## Text section
*** Block opens ***
The reason why you immeasurably care for a person without any thought of reward is one of science's biggest mysteries. Now, researchers at Montreal University claim that they have unravelled the secret behind unconditional love.
The research team, led by Professor Mario Beauregard of Montreal University's centre for research into neurophysiology and cognition, found that the emotion emerges from a complex interplay between seven separate areas of the brain.
Such brain activity has only limited overlap with the cerebral impulses seen in romantic or sexual love, suggesting it should be seen as an entirely separate emotion.
"Unconditional love, extended to others without exception, is considered to be one of the highest expressions of spirituality. However, nothing has been known regarding its neural underpinnings until now," The Times quoted Mario, as saying.
To reach the conclusion, the volunteers were recruited on the basis that they had a proven ability to feel strong unconditional love: low-paid assistants looking after people with learning difficulties.
In the study, Mario asked them to evoke feelings of unconditional love and hold them in their minds while they had a magnetic resonance imaging (MRI) scan.
Of the seven brain areas that became active, three were similar to those of romantic love. The others were different, suggesting a separate kind of love.
The findings showed that some of the areas activated when experiencing unconditional love were also involved in releasing dopamine -- a chemical deeply involved in sensing pleasure, with rising levels strongly linked to feelings of reward and even euphoria.In a research paper in an academic journal, Mario said: "The rewarding nature of unconditional love facilitates the creation of strong emotional links. Such robust bonds may critically contribute to the survival of the human species."
*** Block closes ***
## Exercise details
Please write out the unconditional love text again, beginning at the words that have "Such brain activity" and stopping after "with learning difficulties.". Change "volunteers" to "participants" wherever it appears.

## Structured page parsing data
*** Block opens ***
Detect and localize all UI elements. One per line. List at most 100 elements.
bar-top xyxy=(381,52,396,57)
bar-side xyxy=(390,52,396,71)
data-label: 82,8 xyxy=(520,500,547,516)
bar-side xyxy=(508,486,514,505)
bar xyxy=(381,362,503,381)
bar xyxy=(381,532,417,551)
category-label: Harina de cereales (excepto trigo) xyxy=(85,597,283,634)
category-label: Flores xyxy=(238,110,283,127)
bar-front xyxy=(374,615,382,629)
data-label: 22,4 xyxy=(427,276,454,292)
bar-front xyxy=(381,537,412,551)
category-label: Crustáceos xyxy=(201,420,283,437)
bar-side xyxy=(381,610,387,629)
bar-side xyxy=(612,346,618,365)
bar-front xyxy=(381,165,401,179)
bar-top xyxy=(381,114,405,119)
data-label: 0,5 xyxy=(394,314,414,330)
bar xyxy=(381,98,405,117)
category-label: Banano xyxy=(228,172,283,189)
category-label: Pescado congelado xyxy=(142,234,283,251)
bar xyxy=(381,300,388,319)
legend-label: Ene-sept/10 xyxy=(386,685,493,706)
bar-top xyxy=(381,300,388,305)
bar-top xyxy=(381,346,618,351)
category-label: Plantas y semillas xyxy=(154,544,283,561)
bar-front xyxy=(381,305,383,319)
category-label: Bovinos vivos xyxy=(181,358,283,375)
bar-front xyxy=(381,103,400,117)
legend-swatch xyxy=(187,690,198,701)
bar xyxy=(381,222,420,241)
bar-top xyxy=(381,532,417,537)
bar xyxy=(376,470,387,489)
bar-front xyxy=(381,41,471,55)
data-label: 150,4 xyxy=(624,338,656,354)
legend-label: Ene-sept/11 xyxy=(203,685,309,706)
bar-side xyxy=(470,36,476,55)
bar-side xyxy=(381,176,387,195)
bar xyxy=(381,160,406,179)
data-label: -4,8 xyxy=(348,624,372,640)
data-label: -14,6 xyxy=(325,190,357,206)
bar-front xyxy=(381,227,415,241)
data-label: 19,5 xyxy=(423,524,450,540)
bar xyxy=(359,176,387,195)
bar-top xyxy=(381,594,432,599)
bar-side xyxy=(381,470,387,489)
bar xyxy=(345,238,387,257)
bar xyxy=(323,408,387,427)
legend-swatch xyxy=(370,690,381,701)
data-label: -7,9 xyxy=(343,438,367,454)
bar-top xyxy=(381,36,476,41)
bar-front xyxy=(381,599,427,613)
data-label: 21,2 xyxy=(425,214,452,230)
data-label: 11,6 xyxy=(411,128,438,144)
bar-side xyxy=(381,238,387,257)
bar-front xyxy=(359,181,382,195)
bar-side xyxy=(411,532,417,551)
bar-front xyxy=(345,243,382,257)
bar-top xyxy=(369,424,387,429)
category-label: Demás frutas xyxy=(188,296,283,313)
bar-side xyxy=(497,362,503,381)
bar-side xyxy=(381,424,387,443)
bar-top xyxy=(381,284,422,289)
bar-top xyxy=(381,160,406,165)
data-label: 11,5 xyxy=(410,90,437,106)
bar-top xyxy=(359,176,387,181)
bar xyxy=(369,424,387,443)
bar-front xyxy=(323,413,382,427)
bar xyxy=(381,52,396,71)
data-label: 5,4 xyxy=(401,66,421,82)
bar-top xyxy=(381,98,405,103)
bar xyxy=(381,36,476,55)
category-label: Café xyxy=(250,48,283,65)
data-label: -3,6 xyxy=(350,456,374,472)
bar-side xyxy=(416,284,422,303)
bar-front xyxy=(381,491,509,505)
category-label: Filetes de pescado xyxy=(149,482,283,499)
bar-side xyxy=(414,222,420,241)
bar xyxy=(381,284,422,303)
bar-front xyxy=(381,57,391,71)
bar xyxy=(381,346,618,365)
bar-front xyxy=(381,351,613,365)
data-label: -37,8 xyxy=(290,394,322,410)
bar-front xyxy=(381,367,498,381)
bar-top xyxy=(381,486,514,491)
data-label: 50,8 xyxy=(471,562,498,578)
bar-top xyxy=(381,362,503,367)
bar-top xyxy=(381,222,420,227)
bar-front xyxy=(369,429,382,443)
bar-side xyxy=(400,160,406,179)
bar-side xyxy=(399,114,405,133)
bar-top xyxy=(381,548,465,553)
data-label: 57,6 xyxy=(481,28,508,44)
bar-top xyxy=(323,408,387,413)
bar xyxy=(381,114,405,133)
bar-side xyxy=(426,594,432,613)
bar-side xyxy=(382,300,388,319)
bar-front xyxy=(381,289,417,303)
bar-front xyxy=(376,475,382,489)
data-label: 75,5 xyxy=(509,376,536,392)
*** Block closes ***
## Output
Such brain activity has only limited overlap with the cerebral impulses seen in romantic or sexual love, suggesting it should be seen as an entirely separate emotion.
"Unconditional love, extended to others without exception, is considered to be one of the highest expressions of spirituality. However, nothing has been known regarding its neural underpinnings until now," The Times quoted Mario, as saying.
To reach the conclusion, the participants were recruited on the basis that they had a proven ability to feel strong unconditional love: low-paid assistants looking after people with learning difficulties.